> REQUIREMENT
All of the records below need to be copied exactly.
┌────────
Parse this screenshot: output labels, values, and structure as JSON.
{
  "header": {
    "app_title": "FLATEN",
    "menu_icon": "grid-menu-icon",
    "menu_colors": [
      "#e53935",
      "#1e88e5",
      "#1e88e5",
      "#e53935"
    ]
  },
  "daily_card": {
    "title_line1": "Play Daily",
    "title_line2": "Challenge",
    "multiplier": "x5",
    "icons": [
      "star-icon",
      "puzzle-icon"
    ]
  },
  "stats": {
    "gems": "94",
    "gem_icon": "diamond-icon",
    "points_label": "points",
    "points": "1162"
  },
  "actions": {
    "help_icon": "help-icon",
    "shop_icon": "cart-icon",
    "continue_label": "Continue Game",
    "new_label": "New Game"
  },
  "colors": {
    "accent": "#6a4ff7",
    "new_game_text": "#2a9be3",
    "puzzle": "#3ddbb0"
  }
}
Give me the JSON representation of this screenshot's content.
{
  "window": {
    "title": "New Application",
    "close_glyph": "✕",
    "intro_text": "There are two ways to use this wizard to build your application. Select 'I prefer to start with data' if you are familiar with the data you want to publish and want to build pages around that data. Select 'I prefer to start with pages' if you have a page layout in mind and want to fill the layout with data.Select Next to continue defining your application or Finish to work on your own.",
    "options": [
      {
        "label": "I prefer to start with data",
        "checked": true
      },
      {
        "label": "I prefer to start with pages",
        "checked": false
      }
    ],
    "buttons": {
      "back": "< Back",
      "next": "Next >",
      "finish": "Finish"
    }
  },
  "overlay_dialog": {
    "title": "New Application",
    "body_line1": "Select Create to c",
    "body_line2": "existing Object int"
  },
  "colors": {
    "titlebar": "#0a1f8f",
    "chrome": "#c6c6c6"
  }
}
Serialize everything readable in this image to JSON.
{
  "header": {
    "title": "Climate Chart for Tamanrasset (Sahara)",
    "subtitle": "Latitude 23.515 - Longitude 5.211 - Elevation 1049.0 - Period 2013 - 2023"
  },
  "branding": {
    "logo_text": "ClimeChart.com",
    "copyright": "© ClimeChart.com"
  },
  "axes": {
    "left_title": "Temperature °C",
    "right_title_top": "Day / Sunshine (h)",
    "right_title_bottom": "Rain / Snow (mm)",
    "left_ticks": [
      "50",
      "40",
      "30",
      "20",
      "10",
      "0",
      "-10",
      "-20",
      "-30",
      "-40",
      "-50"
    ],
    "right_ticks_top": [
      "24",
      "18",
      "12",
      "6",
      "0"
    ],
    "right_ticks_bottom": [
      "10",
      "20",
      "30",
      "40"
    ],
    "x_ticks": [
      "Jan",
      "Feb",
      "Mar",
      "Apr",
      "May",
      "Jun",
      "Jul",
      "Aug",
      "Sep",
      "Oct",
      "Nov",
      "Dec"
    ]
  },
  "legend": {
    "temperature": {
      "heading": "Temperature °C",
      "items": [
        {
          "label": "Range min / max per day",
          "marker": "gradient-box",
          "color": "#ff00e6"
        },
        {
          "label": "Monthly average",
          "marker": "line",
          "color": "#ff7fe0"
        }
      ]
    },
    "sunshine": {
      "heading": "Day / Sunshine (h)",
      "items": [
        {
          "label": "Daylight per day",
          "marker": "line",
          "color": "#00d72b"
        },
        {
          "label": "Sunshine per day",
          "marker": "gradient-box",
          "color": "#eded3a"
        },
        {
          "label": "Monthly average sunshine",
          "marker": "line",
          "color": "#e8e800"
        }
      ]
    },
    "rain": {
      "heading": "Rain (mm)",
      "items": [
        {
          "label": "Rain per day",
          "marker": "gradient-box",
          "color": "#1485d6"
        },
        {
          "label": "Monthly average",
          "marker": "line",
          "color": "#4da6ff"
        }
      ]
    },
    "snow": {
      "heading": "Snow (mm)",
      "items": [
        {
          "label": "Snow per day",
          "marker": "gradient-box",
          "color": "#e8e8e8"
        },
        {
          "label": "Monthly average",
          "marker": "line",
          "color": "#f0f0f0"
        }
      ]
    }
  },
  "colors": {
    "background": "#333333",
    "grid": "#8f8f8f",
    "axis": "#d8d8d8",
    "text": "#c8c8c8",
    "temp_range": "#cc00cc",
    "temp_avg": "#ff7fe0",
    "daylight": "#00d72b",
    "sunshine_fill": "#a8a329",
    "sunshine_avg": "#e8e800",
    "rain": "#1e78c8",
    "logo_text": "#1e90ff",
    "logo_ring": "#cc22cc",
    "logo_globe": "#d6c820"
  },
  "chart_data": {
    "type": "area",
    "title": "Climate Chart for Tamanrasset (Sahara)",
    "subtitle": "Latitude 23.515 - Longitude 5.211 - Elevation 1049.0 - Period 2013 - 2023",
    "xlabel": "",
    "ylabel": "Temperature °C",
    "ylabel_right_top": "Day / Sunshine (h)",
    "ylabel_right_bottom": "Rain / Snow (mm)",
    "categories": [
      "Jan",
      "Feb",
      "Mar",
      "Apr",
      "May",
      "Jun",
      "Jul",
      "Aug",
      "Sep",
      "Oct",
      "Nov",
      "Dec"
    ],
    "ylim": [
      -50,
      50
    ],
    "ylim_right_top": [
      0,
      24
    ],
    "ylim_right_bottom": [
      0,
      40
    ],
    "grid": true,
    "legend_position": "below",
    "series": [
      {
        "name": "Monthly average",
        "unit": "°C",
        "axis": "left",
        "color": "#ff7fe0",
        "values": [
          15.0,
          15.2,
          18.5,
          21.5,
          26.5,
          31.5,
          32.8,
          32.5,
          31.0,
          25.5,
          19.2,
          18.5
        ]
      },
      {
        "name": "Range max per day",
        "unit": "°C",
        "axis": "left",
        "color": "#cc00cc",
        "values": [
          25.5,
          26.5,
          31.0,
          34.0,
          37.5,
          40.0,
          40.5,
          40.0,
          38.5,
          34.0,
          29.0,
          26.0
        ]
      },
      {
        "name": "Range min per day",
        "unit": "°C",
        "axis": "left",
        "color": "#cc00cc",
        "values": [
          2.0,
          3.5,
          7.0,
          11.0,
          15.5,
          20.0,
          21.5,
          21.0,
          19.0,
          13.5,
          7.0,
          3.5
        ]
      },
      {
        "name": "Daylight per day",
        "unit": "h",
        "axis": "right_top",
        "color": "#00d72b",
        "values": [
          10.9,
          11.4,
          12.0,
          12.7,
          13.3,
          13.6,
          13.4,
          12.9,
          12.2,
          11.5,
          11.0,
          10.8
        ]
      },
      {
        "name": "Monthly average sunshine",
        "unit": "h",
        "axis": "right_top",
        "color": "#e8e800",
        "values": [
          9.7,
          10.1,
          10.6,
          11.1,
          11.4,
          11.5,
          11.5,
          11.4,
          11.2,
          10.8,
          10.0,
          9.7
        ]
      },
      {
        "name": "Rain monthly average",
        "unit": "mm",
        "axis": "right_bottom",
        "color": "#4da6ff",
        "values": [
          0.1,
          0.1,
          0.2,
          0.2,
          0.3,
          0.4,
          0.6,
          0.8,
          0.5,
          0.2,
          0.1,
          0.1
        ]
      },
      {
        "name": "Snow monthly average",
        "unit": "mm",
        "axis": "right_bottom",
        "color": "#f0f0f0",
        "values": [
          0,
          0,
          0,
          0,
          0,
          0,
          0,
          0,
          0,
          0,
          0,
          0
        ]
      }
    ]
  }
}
└────────
> TASK RESULT
Parse this screenshot: output labels, values, and structure as JSON.
{
  "header": {
    "app_title": "FLATEN",
    "menu_icon": "grid-menu-icon",
    "menu_colors": [
      "#e53935",
      "#1e88e5",
      "#1e88e5",
      "#e53935"
    ]
  },
  "daily_card": {
    "title_line1": "Play Daily",
    "title_line2": "Challenge",
    "multiplier": "x5",
    "icons": [
      "star-icon",
      "puzzle-icon"
    ]
  },
  "stats": {
    "gems": "94",
    "gem_icon": "diamond-icon",
    "points_label": "points",
    "points": "1162"
  },
  "actions": {
    "help_icon": "help-icon",
    "shop_icon": "cart-icon",
    "continue_label": "Continue Game",
    "new_label": "New Game"
  },
  "colors": {
    "accent": "#6a4ff7",
    "new_game_text": "#2a9be3",
    "puzzle": "#3ddbb0"
  }
}
Give me the JSON representation of this screenshot's content.
{
  "window": {
    "title": "New Application",
    "close_glyph": "✕",
    "intro_text": "There are two ways to use this wizard to build your application. Select 'I prefer to start with data' if you are familiar with the data you want to publish and want to build pages around that data. Select 'I prefer to start with pages' if you have a page layout in mind and want to fill the layout with data.Select Next to continue defining your application or Finish to work on your own.",
    "options": [
      {
        "label": "I prefer to start with data",
        "checked": true
      },
      {
        "label": "I prefer to start with pages",
        "checked": false
      }
    ],
    "buttons": {
      "back": "< Back",
      "next": "Next >",
      "finish": "Finish"
    }
  },
  "overlay_dialog": {
    "title": "New Application",
    "body_line1": "Select Create to c",
    "body_line2": "existing Object int"
  },
  "colors": {
    "titlebar": "#0a1f8f",
    "chrome": "#c6c6c6"
  }
}
Serialize everything readable in this image to JSON.
{
  "header": {
    "title": "Climate Chart for Tamanrasset (Sahara)",
    "subtitle": "Latitude 23.515 - Longitude 5.211 - Elevation 1049.0 - Period 2013 - 2023"
  },
  "branding": {
    "logo_text": "ClimeChart.com",
    "copyright": "© ClimeChart.com"
  },
  "axes": {
    "left_title": "Temperature °C",
    "right_title_top": "Day / Sunshine (h)",
    "right_title_bottom": "Rain / Snow (mm)",
    "left_ticks": [
      "50",
      "40",
      "30",
      "20",
      "10",
      "0",
      "-10",
      "-20",
      "-30",
      "-40",
      "-50"
    ],
    "right_ticks_top": [
      "24",
      "18",
      "12",
      "6",
      "0"
    ],
    "right_ticks_bottom": [
      "10",
      "20",
      "30",
      "40"
    ],
    "x_ticks": [
      "Jan",
      "Feb",
      "Mar",
      "Apr",
      "May",
      "Jun",
      "Jul",
      "Aug",
      "Sep",
      "Oct",
      "Nov",
      "Dec"
    ]
  },
  "legend": {
    "temperature": {
      "heading": "Temperature °C",
      "items": [
        {
          "label": "Range min / max per day",
          "marker": "gradient-box",
          "color": "#ff00e6"
        },
        {
          "label": "Monthly average",
          "marker": "line",
          "color": "#ff7fe0"
        }
      ]
    },
    "sunshine": {
      "heading": "Day / Sunshine (h)",
      "items": [
        {
          "label": "Daylight per day",
          "marker": "line",
          "color": "#00d72b"
        },
        {
          "label": "Sunshine per day",
          "marker": "gradient-box",
          "color": "#eded3a"
        },
        {
          "label": "Monthly average sunshine",
          "marker": "line",
          "color": "#e8e800"
        }
      ]
    },
    "rain": {
      "heading": "Rain (mm)",
      "items": [
        {
          "label": "Rain per day",
          "marker": "gradient-box",
          "color": "#1485d6"
        },
        {
          "label": "Monthly average",
          "marker": "line",
          "color": "#4da6ff"
        }
      ]
    },
    "snow": {
      "heading": "Snow (mm)",
      "items": [
        {
          "label": "Snow per day",
          "marker": "gradient-box",
          "color": "#e8e8e8"
        },
        {
          "label": "Monthly average",
          "marker": "line",
          "color": "#f0f0f0"
        }
      ]
    }
  },
  "colors": {
    "background": "#333333",
    "grid": "#8f8f8f",
    "axis": "#d8d8d8",
    "text": "#c8c8c8",
    "temp_range": "#cc00cc",
    "temp_avg": "#ff7fe0",
    "daylight": "#00d72b",
    "sunshine_fill": "#a8a329",
    "sunshine_avg": "#e8e800",
    "rain": "#1e78c8",
    "logo_text": "#1e90ff",
    "logo_ring": "#cc22cc",
    "logo_globe": "#d6c820"
  },
  "chart_data": {
    "type": "area",
    "title": "Climate Chart for Tamanrasset (Sahara)",
    "subtitle": "Latitude 23.515 - Longitude 5.211 - Elevation 1049.0 - Period 2013 - 2023",
    "xlabel": "",
    "ylabel": "Temperature °C",
    "ylabel_right_top": "Day / Sunshine (h)",
    "ylabel_right_bottom": "Rain / Snow (mm)",
    "categories": [
      "Jan",
      "Feb",
      "Mar",
      "Apr",
      "May",
      "Jun",
      "Jul",
      "Aug",
      "Sep",
      "Oct",
      "Nov",
      "Dec"
    ],
    "ylim": [
      -50,
      50
    ],
    "ylim_right_top": [
      0,
      24
    ],
    "ylim_right_bottom": [
      0,
      40
    ],
    "grid": true,
    "legend_position": "below",
    "series": [
      {
        "name": "Monthly average",
        "unit": "°C",
        "axis": "left",
        "color": "#ff7fe0",
        "values": [
          15.0,
          15.2,
          18.5,
          21.5,
          26.5,
          31.5,
          32.8,
          32.5,
          31.0,
          25.5,
          19.2,
          18.5
        ]
      },
      {
        "name": "Range max per day",
        "unit": "°C",
        "axis": "left",
        "color": "#cc00cc",
        "values": [
          25.5,
          26.5,
          31.0,
          34.0,
          37.5,
          40.0,
          40.5,
          40.0,
          38.5,
          34.0,
          29.0,
          26.0
        ]
      },
      {
        "name": "Range min per day",
        "unit": "°C",
        "axis": "left",
        "color": "#cc00cc",
        "values": [
          2.0,
          3.5,
          7.0,
          11.0,
          15.5,
          20.0,
          21.5,
          21.0,
          19.0,
          13.5,
          7.0,
          3.5
        ]
      },
      {
        "name": "Daylight per day",
        "unit": "h",
        "axis": "right_top",
        "color": "#00d72b",
        "values": [
          10.9,
          11.4,
          12.0,
          12.7,
          13.3,
          13.6,
          13.4,
          12.9,
          12.2,
          11.5,
          11.0,
          10.8
        ]
      },
      {
        "name": "Monthly average sunshine",
        "unit": "h",
        "axis": "right_top",
        "color": "#e8e800",
        "values": [
          9.7,
          10.1,
          10.6,
          11.1,
          11.4,
          11.5,
          11.5,
          11.4,
          11.2,
          10.8,
          10.0,
          9.7
        ]
      },
      {
        "name": "Rain monthly average",
        "unit": "mm",
        "axis": "right_bottom",
        "color": "#4da6ff",
        "values": [
          0.1,
          0.1,
          0.2,
          0.2,
          0.3,
          0.4,
          0.6,
          0.8,
          0.5,
          0.2,
          0.1,
          0.1
        ]
      },
      {
        "name": "Snow monthly average",
        "unit": "mm",
        "axis": "right_bottom",
        "color": "#f0f0f0",
        "values": [
          0,
          0,
          0,
          0,
          0,
          0,
          0,
          0,
          0,
          0,
          0,
          0
        ]
      }
    ]
  }
}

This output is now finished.